[Records provided]

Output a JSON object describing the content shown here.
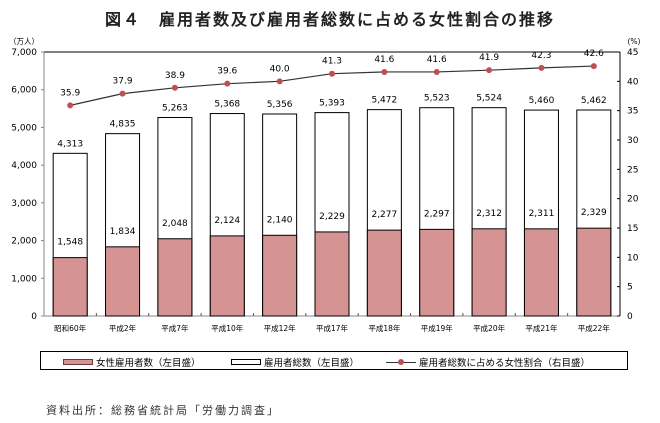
{
  "title": "図４　雇用者数及び雇用者総数に占める女性割合の推移",
  "source": "資料出所：総務省統計局「労働力調査」",
  "chart_data": {
    "type": "bar",
    "title": "図４　雇用者数及び雇用者総数に占める女性割合の推移",
    "categories": [
      "昭和60年",
      "平成2年",
      "平成7年",
      "平成10年",
      "平成12年",
      "平成17年",
      "平成18年",
      "平成19年",
      "平成20年",
      "平成21年",
      "平成22年"
    ],
    "series": [
      {
        "name": "女性雇用者数（左目盛）",
        "type": "bar",
        "axis": "left",
        "color": "#D69393",
        "values": [
          1548,
          1834,
          2048,
          2124,
          2140,
          2229,
          2277,
          2297,
          2312,
          2311,
          2329
        ],
        "labels": [
          "1,548",
          "1,834",
          "2,048",
          "2,124",
          "2,140",
          "2,229",
          "2,277",
          "2,297",
          "2,312",
          "2,311",
          "2,329"
        ]
      },
      {
        "name": "雇用者総数（左目盛）",
        "type": "bar",
        "axis": "left",
        "color": "#FFFFFF",
        "values": [
          4313,
          4835,
          5263,
          5368,
          5356,
          5393,
          5472,
          5523,
          5524,
          5460,
          5462
        ],
        "labels": [
          "4,313",
          "4,835",
          "5,263",
          "5,368",
          "5,356",
          "5,393",
          "5,472",
          "5,523",
          "5,524",
          "5,460",
          "5,462"
        ]
      },
      {
        "name": "雇用者総数に占める女性割合（右目盛）",
        "type": "line",
        "axis": "right",
        "color": "#C0504D",
        "values": [
          35.9,
          37.9,
          38.9,
          39.6,
          40.0,
          41.3,
          41.6,
          41.6,
          41.9,
          42.3,
          42.6
        ],
        "labels": [
          "35.9",
          "37.9",
          "38.9",
          "39.6",
          "40.0",
          "41.3",
          "41.6",
          "41.6",
          "41.9",
          "42.3",
          "42.6"
        ]
      }
    ],
    "y_left": {
      "unit": "（万人）",
      "range": [
        0,
        7000
      ],
      "ticks": [
        0,
        1000,
        2000,
        3000,
        4000,
        5000,
        6000,
        7000
      ],
      "tick_labels": [
        "0",
        "1,000",
        "2,000",
        "3,000",
        "4,000",
        "5,000",
        "6,000",
        "7,000"
      ]
    },
    "y_right": {
      "unit": "(%)",
      "range": [
        0,
        45
      ],
      "ticks": [
        0,
        5,
        10,
        15,
        20,
        25,
        30,
        35,
        40,
        45
      ],
      "tick_labels": [
        "0",
        "5",
        "10",
        "15",
        "20",
        "25",
        "30",
        "35",
        "40",
        "45"
      ]
    },
    "xlabel": "",
    "grid": false,
    "legend_position": "bottom"
  }
}
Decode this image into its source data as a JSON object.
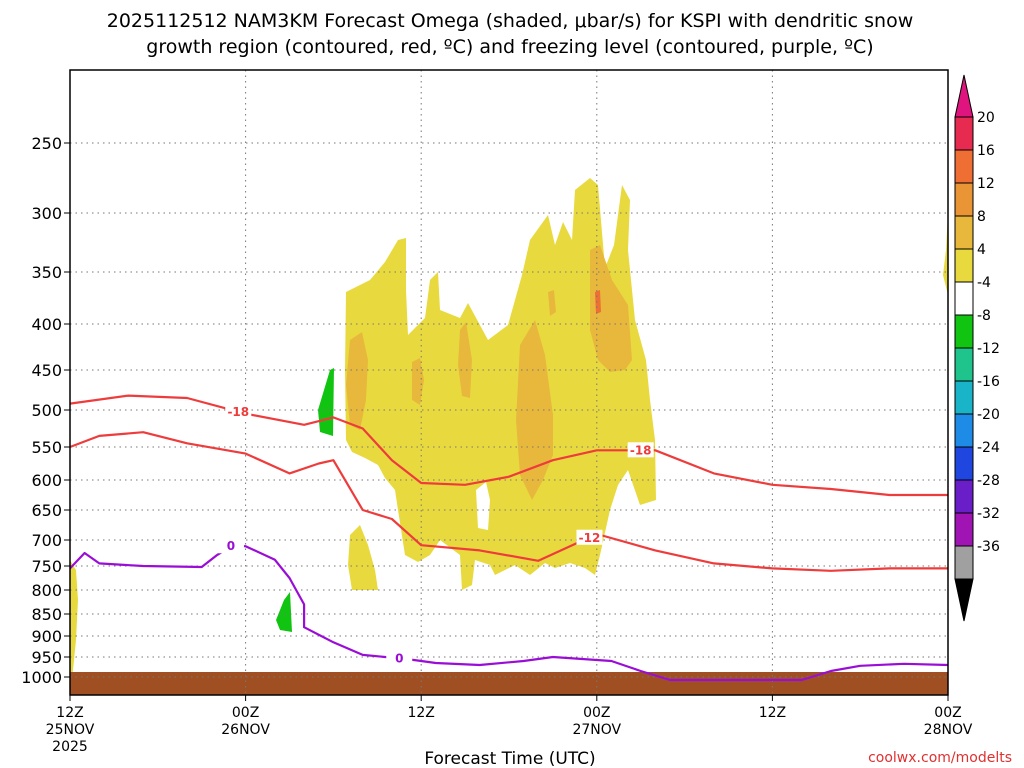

[What you are asked to do]
Copy each line that contains the word "雇用者数及び雇用者総数に占める女性割合の推移".

[Result of this exercise]
  "title": "図４　雇用者数及び雇用者総数に占める女性割合の推移",
    "title": "図４　雇用者数及び雇用者総数に占める女性割合の推移",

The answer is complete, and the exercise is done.